▶ **Exercise input**
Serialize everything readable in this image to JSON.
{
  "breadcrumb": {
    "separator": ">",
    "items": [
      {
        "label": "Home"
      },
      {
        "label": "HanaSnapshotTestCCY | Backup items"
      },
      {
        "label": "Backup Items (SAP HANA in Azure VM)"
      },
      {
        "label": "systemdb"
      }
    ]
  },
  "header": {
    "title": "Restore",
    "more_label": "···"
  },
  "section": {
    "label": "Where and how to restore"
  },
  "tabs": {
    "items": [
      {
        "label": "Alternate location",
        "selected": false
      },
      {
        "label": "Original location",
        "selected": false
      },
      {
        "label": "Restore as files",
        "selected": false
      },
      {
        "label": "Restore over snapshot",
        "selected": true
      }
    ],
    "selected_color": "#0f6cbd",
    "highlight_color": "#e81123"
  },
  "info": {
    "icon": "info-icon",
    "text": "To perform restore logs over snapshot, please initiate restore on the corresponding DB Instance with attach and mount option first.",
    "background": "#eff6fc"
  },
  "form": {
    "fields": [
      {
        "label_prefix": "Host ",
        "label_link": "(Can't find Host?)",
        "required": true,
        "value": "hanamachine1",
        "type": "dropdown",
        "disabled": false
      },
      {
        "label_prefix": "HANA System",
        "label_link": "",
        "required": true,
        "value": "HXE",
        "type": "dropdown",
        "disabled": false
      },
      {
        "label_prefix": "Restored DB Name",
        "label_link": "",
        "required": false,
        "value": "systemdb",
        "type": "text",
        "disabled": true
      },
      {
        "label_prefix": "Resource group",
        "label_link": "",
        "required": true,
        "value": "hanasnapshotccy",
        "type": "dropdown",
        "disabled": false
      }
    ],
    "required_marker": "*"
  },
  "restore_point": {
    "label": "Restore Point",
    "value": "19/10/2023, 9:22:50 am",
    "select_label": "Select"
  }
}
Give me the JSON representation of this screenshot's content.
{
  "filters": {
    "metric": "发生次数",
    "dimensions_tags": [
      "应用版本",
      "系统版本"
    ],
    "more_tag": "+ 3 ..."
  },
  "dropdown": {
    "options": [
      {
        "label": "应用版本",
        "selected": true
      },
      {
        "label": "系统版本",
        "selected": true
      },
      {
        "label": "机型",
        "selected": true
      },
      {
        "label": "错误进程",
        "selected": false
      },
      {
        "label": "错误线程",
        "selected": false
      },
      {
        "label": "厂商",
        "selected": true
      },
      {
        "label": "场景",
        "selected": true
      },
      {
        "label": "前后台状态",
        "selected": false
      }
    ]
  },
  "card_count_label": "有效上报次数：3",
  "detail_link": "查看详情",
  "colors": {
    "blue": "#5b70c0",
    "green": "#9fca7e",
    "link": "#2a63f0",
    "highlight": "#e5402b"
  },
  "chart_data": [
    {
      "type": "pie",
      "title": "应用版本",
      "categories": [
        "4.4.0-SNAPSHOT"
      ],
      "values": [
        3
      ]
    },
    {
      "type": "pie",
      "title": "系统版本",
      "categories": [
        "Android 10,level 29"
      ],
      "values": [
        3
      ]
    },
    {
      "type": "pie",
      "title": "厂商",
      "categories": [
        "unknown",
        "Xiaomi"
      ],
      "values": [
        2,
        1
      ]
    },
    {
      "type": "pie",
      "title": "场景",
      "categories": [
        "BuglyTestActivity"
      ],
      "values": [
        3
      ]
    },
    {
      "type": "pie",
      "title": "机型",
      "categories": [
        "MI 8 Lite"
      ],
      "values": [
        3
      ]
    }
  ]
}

▶ **Set exercise**
Can you reproduce all the material exactly?

▶ **Written response**
Serialize everything readable in this image to JSON.
{
  "breadcrumb": {
    "separator": ">",
    "items": [
      {
        "label": "Home"
      },
      {
        "label": "HanaSnapshotTestCCY | Backup items"
      },
      {
        "label": "Backup Items (SAP HANA in Azure VM)"
      },
      {
        "label": "systemdb"
      }
    ]
  },
  "header": {
    "title": "Restore",
    "more_label": "···"
  },
  "section": {
    "label": "Where and how to restore"
  },
  "tabs": {
    "items": [
      {
        "label": "Alternate location",
        "selected": false
      },
      {
        "label": "Original location",
        "selected": false
      },
      {
        "label": "Restore as files",
        "selected": false
      },
      {
        "label": "Restore over snapshot",
        "selected": true
      }
    ],
    "selected_color": "#0f6cbd",
    "highlight_color": "#e81123"
  },
  "info": {
    "icon": "info-icon",
    "text": "To perform restore logs over snapshot, please initiate restore on the corresponding DB Instance with attach and mount option first.",
    "background": "#eff6fc"
  },
  "form": {
    "fields": [
      {
        "label_prefix": "Host ",
        "label_link": "(Can't find Host?)",
        "required": true,
        "value": "hanamachine1",
        "type": "dropdown",
        "disabled": false
      },
      {
        "label_prefix": "HANA System",
        "label_link": "",
        "required": true,
        "value": "HXE",
        "type": "dropdown",
        "disabled": false
      },
      {
        "label_prefix": "Restored DB Name",
        "label_link": "",
        "required": false,
        "value": "systemdb",
        "type": "text",
        "disabled": true
      },
      {
        "label_prefix": "Resource group",
        "label_link": "",
        "required": true,
        "value": "hanasnapshotccy",
        "type": "dropdown",
        "disabled": false
      }
    ],
    "required_marker": "*"
  },
  "restore_point": {
    "label": "Restore Point",
    "value": "19/10/2023, 9:22:50 am",
    "select_label": "Select"
  }
}
Give me the JSON representation of this screenshot's content.
{
  "filters": {
    "metric": "发生次数",
    "dimensions_tags": [
      "应用版本",
      "系统版本"
    ],
    "more_tag": "+ 3 ..."
  },
  "dropdown": {
    "options": [
      {
        "label": "应用版本",
        "selected": true
      },
      {
        "label": "系统版本",
        "selected": true
      },
      {
        "label": "机型",
        "selected": true
      },
      {
        "label": "错误进程",
        "selected": false
      },
      {
        "label": "错误线程",
        "selected": false
      },
      {
        "label": "厂商",
        "selected": true
      },
      {
        "label": "场景",
        "selected": true
      },
      {
        "label": "前后台状态",
        "selected": false
      }
    ]
  },
  "card_count_label": "有效上报次数：3",
  "detail_link": "查看详情",
  "colors": {
    "blue": "#5b70c0",
    "green": "#9fca7e",
    "link": "#2a63f0",
    "highlight": "#e5402b"
  },
  "chart_data": [
    {
      "type": "pie",
      "title": "应用版本",
      "categories": [
        "4.4.0-SNAPSHOT"
      ],
      "values": [
        3
      ]
    },
    {
      "type": "pie",
      "title": "系统版本",
      "categories": [
        "Android 10,level 29"
      ],
      "values": [
        3
      ]
    },
    {
      "type": "pie",
      "title": "厂商",
      "categories": [
        "unknown",
        "Xiaomi"
      ],
      "values": [
        2,
        1
      ]
    },
    {
      "type": "pie",
      "title": "场景",
      "categories": [
        "BuglyTestActivity"
      ],
      "values": [
        3
      ]
    },
    {
      "type": "pie",
      "title": "机型",
      "categories": [
        "MI 8 Lite"
      ],
      "values": [
        3
      ]
    }
  ]
}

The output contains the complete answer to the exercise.